• Prompt:
All lines holding the string "compter" should be copied from the data below.

• Dataset excerpts:
....

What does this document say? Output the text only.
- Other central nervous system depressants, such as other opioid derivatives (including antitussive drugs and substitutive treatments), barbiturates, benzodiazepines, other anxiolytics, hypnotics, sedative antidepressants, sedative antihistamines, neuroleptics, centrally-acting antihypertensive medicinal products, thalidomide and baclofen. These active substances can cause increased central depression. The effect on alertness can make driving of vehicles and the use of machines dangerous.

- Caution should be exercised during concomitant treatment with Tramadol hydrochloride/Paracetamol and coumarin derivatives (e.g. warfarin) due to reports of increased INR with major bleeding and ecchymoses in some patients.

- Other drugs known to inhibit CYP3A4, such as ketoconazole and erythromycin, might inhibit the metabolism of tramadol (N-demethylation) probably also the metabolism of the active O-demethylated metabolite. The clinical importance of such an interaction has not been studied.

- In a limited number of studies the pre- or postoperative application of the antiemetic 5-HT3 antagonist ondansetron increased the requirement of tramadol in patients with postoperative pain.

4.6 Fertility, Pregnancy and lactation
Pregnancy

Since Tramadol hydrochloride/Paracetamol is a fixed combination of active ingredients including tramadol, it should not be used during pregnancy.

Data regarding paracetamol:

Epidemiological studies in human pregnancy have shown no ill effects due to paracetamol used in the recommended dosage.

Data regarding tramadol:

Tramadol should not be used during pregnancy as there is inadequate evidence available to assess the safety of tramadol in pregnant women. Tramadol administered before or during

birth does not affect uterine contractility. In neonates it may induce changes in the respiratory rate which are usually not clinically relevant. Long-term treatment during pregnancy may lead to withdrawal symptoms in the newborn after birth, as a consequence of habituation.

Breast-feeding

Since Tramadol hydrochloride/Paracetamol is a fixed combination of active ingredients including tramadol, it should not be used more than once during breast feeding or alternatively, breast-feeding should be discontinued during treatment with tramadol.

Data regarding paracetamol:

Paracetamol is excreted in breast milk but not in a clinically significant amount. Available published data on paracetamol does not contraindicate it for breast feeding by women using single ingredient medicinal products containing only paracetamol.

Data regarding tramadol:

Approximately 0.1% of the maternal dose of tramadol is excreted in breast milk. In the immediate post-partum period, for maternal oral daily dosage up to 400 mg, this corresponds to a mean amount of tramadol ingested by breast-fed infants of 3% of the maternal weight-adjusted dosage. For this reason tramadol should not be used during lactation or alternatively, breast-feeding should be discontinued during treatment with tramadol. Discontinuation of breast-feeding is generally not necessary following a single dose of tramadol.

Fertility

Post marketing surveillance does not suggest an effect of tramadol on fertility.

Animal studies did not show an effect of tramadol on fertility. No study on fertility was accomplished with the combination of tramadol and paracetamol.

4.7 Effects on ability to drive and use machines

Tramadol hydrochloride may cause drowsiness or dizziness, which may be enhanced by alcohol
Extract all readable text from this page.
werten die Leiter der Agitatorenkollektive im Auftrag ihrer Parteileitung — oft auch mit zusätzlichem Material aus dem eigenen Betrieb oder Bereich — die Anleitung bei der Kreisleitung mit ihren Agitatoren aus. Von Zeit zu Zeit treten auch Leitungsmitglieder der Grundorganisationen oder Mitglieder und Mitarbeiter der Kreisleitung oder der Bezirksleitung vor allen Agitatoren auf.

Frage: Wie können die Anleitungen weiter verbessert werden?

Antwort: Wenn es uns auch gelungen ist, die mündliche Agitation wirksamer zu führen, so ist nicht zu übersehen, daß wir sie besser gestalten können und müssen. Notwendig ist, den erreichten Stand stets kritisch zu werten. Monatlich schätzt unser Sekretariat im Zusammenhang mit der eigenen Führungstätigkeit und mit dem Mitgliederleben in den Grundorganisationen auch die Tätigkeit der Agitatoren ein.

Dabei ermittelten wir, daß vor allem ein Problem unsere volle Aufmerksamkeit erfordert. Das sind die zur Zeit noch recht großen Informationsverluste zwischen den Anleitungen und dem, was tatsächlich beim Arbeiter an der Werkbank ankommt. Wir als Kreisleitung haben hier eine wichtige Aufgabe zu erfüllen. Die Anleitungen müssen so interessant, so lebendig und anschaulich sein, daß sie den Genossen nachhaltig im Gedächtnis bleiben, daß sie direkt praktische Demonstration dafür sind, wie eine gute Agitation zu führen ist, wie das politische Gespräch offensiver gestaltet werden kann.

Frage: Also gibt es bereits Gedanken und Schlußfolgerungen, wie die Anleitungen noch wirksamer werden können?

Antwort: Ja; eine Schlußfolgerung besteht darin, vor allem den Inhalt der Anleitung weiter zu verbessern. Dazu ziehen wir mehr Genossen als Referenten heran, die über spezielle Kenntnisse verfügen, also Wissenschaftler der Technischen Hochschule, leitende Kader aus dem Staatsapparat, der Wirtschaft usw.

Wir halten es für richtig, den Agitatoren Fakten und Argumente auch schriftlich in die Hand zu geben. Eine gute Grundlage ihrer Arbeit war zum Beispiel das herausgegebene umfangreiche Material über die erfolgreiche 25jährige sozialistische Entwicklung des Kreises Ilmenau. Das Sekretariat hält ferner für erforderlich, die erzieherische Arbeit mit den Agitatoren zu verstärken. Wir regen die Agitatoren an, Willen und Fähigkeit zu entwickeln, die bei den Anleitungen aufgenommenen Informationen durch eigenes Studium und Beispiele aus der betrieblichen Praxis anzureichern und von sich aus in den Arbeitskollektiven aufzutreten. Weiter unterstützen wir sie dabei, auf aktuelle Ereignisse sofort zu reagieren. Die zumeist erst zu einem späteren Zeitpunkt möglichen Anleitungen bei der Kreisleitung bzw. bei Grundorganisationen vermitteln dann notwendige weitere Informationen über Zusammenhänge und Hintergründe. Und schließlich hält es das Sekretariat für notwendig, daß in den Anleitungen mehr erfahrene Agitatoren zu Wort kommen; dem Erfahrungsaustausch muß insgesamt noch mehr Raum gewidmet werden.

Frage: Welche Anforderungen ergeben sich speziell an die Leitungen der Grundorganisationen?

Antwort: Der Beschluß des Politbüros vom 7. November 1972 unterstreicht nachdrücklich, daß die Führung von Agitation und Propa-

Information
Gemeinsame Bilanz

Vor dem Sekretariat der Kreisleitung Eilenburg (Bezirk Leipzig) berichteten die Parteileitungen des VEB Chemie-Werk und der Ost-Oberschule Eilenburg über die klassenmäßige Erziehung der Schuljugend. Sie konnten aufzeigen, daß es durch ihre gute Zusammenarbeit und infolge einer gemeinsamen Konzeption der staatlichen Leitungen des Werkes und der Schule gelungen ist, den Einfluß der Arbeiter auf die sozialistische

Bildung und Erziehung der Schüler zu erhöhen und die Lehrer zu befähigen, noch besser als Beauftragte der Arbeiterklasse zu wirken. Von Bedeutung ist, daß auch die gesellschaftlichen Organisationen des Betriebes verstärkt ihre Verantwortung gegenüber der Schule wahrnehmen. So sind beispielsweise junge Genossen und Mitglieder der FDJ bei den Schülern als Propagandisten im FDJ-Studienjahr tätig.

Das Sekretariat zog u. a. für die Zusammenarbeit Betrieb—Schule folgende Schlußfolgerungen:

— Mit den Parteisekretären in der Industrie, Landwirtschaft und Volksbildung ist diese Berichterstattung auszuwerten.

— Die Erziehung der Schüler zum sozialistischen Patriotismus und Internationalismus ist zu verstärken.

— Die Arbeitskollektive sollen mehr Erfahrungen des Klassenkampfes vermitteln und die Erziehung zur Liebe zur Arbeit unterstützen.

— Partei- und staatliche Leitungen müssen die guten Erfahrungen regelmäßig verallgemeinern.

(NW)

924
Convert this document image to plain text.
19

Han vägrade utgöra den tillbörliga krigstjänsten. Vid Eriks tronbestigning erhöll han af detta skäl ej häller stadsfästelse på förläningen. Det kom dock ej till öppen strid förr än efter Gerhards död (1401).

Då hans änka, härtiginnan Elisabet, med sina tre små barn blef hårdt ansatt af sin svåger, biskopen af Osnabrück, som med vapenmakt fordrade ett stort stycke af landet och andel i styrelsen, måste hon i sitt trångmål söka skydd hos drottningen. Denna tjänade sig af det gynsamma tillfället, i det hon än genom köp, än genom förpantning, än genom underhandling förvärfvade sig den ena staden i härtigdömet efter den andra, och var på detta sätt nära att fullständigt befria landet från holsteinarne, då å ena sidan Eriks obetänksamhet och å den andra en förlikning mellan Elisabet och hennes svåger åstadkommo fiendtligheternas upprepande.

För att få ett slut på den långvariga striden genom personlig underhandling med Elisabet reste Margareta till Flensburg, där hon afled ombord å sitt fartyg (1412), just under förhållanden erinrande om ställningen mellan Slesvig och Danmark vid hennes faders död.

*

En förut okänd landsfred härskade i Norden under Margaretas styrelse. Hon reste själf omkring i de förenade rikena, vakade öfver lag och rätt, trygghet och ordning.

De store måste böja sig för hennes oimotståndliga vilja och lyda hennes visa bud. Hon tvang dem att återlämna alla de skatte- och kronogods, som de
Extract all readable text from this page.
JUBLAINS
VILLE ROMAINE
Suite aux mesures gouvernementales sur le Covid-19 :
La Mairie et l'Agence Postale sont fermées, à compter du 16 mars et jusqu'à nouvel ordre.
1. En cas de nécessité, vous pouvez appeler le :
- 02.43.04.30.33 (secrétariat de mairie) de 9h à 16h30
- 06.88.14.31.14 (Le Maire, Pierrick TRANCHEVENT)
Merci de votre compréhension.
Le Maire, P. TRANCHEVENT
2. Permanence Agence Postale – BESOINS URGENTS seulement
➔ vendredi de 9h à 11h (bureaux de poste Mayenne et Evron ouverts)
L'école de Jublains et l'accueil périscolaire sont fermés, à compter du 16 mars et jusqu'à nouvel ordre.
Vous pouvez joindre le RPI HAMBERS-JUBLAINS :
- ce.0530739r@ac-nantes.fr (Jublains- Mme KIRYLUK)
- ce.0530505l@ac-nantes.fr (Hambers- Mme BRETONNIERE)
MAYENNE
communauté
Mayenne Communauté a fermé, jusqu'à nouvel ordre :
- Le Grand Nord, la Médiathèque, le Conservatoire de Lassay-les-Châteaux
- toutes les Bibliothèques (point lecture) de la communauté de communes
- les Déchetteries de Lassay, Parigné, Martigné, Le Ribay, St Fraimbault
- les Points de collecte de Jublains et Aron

....

• Result of the exercise:
La Mairie et l'Agence Postale sont fermées, à compter du 16 mars et jusqu'à nouvel ordre.
L'école de Jublains et l'accueil périscolaire sont fermés, à compter du 16 mars et jusqu'à nouvel ordre.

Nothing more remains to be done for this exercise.